Print every line of the items below verbatim, changing nothing.

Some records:

══════════

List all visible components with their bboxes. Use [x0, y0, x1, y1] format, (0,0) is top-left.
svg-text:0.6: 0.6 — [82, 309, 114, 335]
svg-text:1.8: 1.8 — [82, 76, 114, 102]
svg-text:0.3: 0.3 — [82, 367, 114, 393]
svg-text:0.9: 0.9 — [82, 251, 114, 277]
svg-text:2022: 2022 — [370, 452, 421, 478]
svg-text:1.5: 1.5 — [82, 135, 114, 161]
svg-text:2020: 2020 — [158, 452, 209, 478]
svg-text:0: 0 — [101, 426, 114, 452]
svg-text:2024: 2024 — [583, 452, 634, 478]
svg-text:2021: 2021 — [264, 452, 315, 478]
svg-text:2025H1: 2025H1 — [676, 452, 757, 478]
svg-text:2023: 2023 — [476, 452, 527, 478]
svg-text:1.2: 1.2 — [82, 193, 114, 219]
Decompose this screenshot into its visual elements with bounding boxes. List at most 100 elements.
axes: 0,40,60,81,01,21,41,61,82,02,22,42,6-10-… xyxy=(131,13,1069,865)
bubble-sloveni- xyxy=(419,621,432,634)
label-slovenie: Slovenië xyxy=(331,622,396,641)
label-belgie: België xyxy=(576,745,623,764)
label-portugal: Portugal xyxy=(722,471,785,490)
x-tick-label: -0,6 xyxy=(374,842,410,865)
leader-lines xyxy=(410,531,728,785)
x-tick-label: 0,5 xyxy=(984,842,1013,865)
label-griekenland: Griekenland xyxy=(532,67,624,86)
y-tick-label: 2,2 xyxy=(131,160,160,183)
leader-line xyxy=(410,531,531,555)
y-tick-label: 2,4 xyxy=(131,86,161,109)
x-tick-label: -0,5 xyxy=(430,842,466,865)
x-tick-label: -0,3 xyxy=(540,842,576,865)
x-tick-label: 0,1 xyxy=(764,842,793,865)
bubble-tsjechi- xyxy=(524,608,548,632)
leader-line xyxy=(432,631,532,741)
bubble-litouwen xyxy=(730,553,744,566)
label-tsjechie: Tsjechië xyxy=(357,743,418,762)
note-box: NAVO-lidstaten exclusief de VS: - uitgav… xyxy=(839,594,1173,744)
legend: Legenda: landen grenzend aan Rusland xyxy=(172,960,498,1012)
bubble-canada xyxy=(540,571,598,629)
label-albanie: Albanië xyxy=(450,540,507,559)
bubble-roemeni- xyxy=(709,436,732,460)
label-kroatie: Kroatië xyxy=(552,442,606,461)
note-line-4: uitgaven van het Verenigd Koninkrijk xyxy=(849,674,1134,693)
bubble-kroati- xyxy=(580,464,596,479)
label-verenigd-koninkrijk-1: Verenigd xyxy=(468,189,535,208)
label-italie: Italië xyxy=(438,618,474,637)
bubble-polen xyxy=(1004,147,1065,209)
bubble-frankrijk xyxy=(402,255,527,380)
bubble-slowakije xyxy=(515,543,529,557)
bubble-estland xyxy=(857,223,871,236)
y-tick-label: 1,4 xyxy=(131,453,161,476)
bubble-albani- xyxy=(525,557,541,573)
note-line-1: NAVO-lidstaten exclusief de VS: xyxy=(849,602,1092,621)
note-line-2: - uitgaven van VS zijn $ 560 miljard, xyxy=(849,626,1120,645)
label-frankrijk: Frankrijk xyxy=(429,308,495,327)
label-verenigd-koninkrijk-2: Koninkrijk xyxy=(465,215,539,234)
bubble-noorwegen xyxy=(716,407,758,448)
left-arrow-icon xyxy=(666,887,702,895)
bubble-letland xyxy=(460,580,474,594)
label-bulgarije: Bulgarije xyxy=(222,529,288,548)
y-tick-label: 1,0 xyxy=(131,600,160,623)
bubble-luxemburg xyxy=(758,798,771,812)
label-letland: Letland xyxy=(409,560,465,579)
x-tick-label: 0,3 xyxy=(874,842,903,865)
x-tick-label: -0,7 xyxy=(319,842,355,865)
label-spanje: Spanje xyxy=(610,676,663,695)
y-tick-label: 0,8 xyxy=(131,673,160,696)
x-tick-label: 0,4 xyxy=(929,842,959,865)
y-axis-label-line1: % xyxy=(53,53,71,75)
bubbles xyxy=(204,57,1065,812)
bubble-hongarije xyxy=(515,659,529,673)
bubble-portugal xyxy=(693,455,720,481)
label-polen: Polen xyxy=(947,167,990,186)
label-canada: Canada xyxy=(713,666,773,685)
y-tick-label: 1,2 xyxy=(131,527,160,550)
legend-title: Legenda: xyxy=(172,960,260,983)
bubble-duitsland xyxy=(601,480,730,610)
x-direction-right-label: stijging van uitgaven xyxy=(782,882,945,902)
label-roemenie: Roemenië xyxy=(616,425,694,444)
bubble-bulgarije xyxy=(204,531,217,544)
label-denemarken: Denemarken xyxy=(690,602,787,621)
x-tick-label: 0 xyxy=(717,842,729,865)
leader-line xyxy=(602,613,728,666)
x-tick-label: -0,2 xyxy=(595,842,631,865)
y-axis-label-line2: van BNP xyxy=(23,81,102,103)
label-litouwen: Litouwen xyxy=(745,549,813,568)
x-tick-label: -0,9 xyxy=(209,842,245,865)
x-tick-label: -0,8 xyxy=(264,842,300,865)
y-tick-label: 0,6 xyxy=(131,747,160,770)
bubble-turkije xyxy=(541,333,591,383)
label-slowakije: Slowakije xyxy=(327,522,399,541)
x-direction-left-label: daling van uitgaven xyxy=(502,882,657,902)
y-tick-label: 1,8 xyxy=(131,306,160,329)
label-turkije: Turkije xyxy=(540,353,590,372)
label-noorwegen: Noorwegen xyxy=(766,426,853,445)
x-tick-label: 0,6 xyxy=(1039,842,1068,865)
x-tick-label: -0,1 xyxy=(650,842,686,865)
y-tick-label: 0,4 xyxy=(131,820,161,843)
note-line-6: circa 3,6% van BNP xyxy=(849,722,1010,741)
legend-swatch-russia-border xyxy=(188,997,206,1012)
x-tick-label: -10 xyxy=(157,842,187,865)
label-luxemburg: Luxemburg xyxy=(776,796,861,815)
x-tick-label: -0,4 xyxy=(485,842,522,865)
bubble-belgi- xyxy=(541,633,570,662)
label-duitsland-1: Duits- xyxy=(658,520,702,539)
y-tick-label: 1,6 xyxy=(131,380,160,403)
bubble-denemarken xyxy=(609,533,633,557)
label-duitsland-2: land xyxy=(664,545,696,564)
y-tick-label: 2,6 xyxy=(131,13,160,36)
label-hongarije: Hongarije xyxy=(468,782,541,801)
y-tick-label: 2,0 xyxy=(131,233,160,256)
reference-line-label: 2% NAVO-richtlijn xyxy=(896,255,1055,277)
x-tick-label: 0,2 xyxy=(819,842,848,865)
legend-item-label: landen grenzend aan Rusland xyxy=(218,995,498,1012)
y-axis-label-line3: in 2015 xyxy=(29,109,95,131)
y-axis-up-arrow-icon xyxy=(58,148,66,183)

══════════

• **SOLUTION**:
List all visible components with their bboxes. Use [x0, y0, x1, y1] format, (0,0) is top-left.
svg-text:0.6: 0.6 — [82, 309, 114, 335]
svg-text:1.8: 1.8 — [82, 76, 114, 102]
svg-text:0.3: 0.3 — [82, 367, 114, 393]
svg-text:0.9: 0.9 — [82, 251, 114, 277]
svg-text:2022: 2022 — [370, 452, 421, 478]
svg-text:1.5: 1.5 — [82, 135, 114, 161]
svg-text:2020: 2020 — [158, 452, 209, 478]
svg-text:0: 0 — [101, 426, 114, 452]
svg-text:2024: 2024 — [583, 452, 634, 478]
svg-text:2021: 2021 — [264, 452, 315, 478]
svg-text:2025H1: 2025H1 — [676, 452, 757, 478]
svg-text:2023: 2023 — [476, 452, 527, 478]
svg-text:1.2: 1.2 — [82, 193, 114, 219]
Decompose this screenshot into its visual elements with bounding boxes. List at most 100 elements.
axes: 0,40,60,81,01,21,41,61,82,02,22,42,6-10-… xyxy=(131,13,1069,865)
bubble-sloveni- xyxy=(419,621,432,634)
label-slovenie: Slovenië xyxy=(331,622,396,641)
label-belgie: België xyxy=(576,745,623,764)
label-portugal: Portugal xyxy=(722,471,785,490)
x-tick-label: -0,6 xyxy=(374,842,410,865)
leader-lines xyxy=(410,531,728,785)
x-tick-label: 0,5 xyxy=(984,842,1013,865)
label-griekenland: Griekenland xyxy=(532,67,624,86)
y-tick-label: 2,2 xyxy=(131,160,160,183)
leader-line xyxy=(410,531,531,555)
y-tick-label: 2,4 xyxy=(131,86,161,109)
x-tick-label: -0,5 xyxy=(430,842,466,865)
x-tick-label: -0,3 xyxy=(540,842,576,865)
x-tick-label: 0,1 xyxy=(764,842,793,865)
bubble-tsjechi- xyxy=(524,608,548,632)
leader-line xyxy=(432,631,532,741)
bubble-litouwen xyxy=(730,553,744,566)
label-tsjechie: Tsjechië xyxy=(357,743,418,762)
note-box: NAVO-lidstaten exclusief de VS: - uitgav… xyxy=(839,594,1173,744)
legend: Legenda: landen grenzend aan Rusland xyxy=(172,960,498,1012)
bubble-canada xyxy=(540,571,598,629)
label-albanie: Albanië xyxy=(450,540,507,559)
bubble-roemeni- xyxy=(709,436,732,460)
label-kroatie: Kroatië xyxy=(552,442,606,461)
note-line-4: uitgaven van het Verenigd Koninkrijk xyxy=(849,674,1134,693)
bubble-kroati- xyxy=(580,464,596,479)
label-verenigd-koninkrijk-1: Verenigd xyxy=(468,189,535,208)
label-italie: Italië xyxy=(438,618,474,637)
bubble-polen xyxy=(1004,147,1065,209)
bubble-frankrijk xyxy=(402,255,527,380)
bubble-slowakije xyxy=(515,543,529,557)
bubble-estland xyxy=(857,223,871,236)
y-tick-label: 1,4 xyxy=(131,453,161,476)
bubble-albani- xyxy=(525,557,541,573)
note-line-1: NAVO-lidstaten exclusief de VS: xyxy=(849,602,1092,621)
note-line-2: - uitgaven van VS zijn $ 560 miljard, xyxy=(849,626,1120,645)
label-frankrijk: Frankrijk xyxy=(429,308,495,327)
label-verenigd-koninkrijk-2: Koninkrijk xyxy=(465,215,539,234)
bubble-noorwegen xyxy=(716,407,758,448)
left-arrow-icon xyxy=(666,887,702,895)
bubble-letland xyxy=(460,580,474,594)
label-bulgarije: Bulgarije xyxy=(222,529,288,548)
y-tick-label: 1,0 xyxy=(131,600,160,623)
bubble-luxemburg xyxy=(758,798,771,812)
label-letland: Letland xyxy=(409,560,465,579)
x-tick-label: 0,3 xyxy=(874,842,903,865)
x-tick-label: -0,7 xyxy=(319,842,355,865)
label-spanje: Spanje xyxy=(610,676,663,695)
y-tick-label: 0,8 xyxy=(131,673,160,696)
x-tick-label: 0,4 xyxy=(929,842,959,865)
y-axis-label-line1: % xyxy=(53,53,71,75)
bubbles xyxy=(204,57,1065,812)
bubble-hongarije xyxy=(515,659,529,673)
bubble-portugal xyxy=(693,455,720,481)
label-polen: Polen xyxy=(947,167,990,186)
label-canada: Canada xyxy=(713,666,773,685)
y-tick-label: 1,2 xyxy=(131,527,160,550)
legend-title: Legenda: xyxy=(172,960,260,983)
bubble-duitsland xyxy=(601,480,730,610)
x-direction-right-label: stijging van uitgaven xyxy=(782,882,945,902)
label-roemenie: Roemenië xyxy=(616,425,694,444)
bubble-bulgarije xyxy=(204,531,217,544)
label-denemarken: Denemarken xyxy=(690,602,787,621)
x-tick-label: 0 xyxy=(717,842,729,865)
leader-line xyxy=(602,613,728,666)
x-tick-label: -0,2 xyxy=(595,842,631,865)
y-axis-label-line2: van BNP xyxy=(23,81,102,103)
label-litouwen: Litouwen xyxy=(745,549,813,568)
x-tick-label: -0,9 xyxy=(209,842,245,865)
x-tick-label: -0,8 xyxy=(264,842,300,865)
y-tick-label: 0,6 xyxy=(131,747,160,770)
bubble-turkije xyxy=(541,333,591,383)
label-slowakije: Slowakije xyxy=(327,522,399,541)
x-direction-left-label: daling van uitgaven xyxy=(502,882,657,902)
y-tick-label: 1,8 xyxy=(131,306,160,329)
label-turkije: Turkije xyxy=(540,353,590,372)
label-noorwegen: Noorwegen xyxy=(766,426,853,445)
x-tick-label: 0,6 xyxy=(1039,842,1068,865)
x-tick-label: -0,1 xyxy=(650,842,686,865)
y-tick-label: 0,4 xyxy=(131,820,161,843)
note-line-6: circa 3,6% van BNP xyxy=(849,722,1010,741)
legend-swatch-russia-border xyxy=(188,997,206,1012)
x-tick-label: -10 xyxy=(157,842,187,865)
label-luxemburg: Luxemburg xyxy=(776,796,861,815)
x-tick-label: -0,4 xyxy=(485,842,522,865)
bubble-belgi- xyxy=(541,633,570,662)
label-duitsland-1: Duits- xyxy=(658,520,702,539)
y-tick-label: 1,6 xyxy=(131,380,160,403)
bubble-denemarken xyxy=(609,533,633,557)
label-duitsland-2: land xyxy=(664,545,696,564)
y-tick-label: 2,6 xyxy=(131,13,160,36)
label-hongarije: Hongarije xyxy=(468,782,541,801)
y-tick-label: 2,0 xyxy=(131,233,160,256)
reference-line-label: 2% NAVO-richtlijn xyxy=(896,255,1055,277)
x-tick-label: 0,2 xyxy=(819,842,848,865)
legend-item-label: landen grenzend aan Rusland xyxy=(218,995,498,1012)
y-axis-label-line3: in 2015 xyxy=(29,109,95,131)
y-axis-up-arrow-icon xyxy=(58,148,66,183)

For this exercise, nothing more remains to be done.